▸ **RECORDED INFORMATION**

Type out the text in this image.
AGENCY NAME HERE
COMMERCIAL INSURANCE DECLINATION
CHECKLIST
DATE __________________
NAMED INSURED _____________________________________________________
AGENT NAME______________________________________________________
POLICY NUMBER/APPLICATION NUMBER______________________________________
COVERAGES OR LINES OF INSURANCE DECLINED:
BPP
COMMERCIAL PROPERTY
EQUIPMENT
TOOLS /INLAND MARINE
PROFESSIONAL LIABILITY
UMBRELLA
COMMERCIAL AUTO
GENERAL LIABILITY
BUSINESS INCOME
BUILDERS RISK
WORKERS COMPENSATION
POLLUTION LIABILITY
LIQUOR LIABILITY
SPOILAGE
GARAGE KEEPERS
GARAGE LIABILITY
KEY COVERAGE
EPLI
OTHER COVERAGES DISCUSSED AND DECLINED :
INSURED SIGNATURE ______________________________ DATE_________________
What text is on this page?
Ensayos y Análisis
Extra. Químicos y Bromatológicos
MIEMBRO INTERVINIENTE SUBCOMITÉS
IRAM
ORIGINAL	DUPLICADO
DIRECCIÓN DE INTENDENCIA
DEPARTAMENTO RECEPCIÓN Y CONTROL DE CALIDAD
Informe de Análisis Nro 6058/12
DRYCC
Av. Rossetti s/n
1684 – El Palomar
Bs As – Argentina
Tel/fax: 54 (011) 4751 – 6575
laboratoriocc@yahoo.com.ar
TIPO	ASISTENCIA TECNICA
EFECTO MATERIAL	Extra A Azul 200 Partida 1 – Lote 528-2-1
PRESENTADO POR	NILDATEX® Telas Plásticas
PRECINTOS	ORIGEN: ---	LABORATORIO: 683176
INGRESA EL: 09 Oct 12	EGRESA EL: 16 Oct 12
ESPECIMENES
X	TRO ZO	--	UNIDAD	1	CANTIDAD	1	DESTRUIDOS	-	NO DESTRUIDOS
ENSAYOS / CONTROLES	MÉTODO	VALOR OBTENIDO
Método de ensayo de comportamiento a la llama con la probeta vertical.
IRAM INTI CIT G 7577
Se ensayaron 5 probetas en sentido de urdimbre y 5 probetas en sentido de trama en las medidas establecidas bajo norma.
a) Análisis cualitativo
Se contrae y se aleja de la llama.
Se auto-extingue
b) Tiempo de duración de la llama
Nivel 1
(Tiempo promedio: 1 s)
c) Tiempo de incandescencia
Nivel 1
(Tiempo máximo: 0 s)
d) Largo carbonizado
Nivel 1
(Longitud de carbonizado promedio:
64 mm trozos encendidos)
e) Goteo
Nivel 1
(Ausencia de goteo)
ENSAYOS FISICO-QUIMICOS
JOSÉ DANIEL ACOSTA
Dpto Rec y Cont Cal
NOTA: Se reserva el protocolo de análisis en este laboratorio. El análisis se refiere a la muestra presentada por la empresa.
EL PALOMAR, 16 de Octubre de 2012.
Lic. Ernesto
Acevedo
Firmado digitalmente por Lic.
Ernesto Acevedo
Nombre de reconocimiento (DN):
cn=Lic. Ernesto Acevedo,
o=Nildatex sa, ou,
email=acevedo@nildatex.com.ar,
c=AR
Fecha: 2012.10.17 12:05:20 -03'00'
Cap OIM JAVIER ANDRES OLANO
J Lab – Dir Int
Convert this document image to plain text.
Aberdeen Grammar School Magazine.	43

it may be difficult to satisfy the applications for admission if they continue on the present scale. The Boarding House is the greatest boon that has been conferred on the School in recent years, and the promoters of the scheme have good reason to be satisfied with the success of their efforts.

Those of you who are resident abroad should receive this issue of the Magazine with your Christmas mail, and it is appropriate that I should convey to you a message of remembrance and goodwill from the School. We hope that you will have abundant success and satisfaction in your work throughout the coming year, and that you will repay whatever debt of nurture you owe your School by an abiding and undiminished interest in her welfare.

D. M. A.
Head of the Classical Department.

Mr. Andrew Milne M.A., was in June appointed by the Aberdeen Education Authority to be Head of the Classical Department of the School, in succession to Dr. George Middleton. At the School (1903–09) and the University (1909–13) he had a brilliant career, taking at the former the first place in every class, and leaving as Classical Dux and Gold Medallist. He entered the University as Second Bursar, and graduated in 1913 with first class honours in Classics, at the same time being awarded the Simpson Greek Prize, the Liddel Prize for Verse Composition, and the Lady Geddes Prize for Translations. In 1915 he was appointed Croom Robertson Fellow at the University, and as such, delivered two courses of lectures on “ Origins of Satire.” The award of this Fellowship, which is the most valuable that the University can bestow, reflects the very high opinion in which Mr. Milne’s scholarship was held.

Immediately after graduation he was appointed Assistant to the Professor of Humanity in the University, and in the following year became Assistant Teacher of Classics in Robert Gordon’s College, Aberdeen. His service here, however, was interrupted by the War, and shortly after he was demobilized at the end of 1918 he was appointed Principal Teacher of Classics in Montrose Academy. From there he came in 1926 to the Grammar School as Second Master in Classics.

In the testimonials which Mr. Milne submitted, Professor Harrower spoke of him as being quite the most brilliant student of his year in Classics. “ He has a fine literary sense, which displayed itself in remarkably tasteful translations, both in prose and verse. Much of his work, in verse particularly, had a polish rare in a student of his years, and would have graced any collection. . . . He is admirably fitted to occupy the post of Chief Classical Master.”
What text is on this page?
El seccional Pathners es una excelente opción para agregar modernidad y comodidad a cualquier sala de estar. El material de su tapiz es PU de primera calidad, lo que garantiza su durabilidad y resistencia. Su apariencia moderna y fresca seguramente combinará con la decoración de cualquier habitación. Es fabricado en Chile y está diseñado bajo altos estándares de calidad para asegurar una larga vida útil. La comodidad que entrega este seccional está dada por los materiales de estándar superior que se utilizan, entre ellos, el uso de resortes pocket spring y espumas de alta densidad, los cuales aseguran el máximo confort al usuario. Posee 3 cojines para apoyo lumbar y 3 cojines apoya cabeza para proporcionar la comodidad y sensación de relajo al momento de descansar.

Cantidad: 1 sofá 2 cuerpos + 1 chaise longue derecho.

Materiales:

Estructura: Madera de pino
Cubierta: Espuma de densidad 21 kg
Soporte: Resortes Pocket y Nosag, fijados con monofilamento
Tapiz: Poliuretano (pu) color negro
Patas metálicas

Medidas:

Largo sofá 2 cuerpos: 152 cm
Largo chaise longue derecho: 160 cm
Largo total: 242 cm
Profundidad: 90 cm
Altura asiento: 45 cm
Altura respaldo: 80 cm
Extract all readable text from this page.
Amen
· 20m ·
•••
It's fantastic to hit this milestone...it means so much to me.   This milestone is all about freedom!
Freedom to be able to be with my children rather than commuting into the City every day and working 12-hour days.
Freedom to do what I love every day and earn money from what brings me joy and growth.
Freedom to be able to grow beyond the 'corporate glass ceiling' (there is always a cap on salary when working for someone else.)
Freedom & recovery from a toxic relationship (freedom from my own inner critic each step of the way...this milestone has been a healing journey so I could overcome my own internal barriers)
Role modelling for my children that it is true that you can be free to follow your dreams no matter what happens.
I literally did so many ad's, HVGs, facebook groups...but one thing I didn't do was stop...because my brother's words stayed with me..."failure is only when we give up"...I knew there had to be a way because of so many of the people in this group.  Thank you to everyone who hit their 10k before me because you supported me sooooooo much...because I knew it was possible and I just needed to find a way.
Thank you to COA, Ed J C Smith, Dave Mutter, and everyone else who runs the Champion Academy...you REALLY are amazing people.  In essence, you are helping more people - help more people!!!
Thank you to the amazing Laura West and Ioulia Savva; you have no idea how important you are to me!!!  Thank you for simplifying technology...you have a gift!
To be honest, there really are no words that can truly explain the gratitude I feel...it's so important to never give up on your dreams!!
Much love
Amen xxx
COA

▸ **TASK INSTRUCTIONS**
Find every line in the listing that holds the string "dreams", then say how many there are as a bare number.

▸ **REPLY TO THE TASK**
2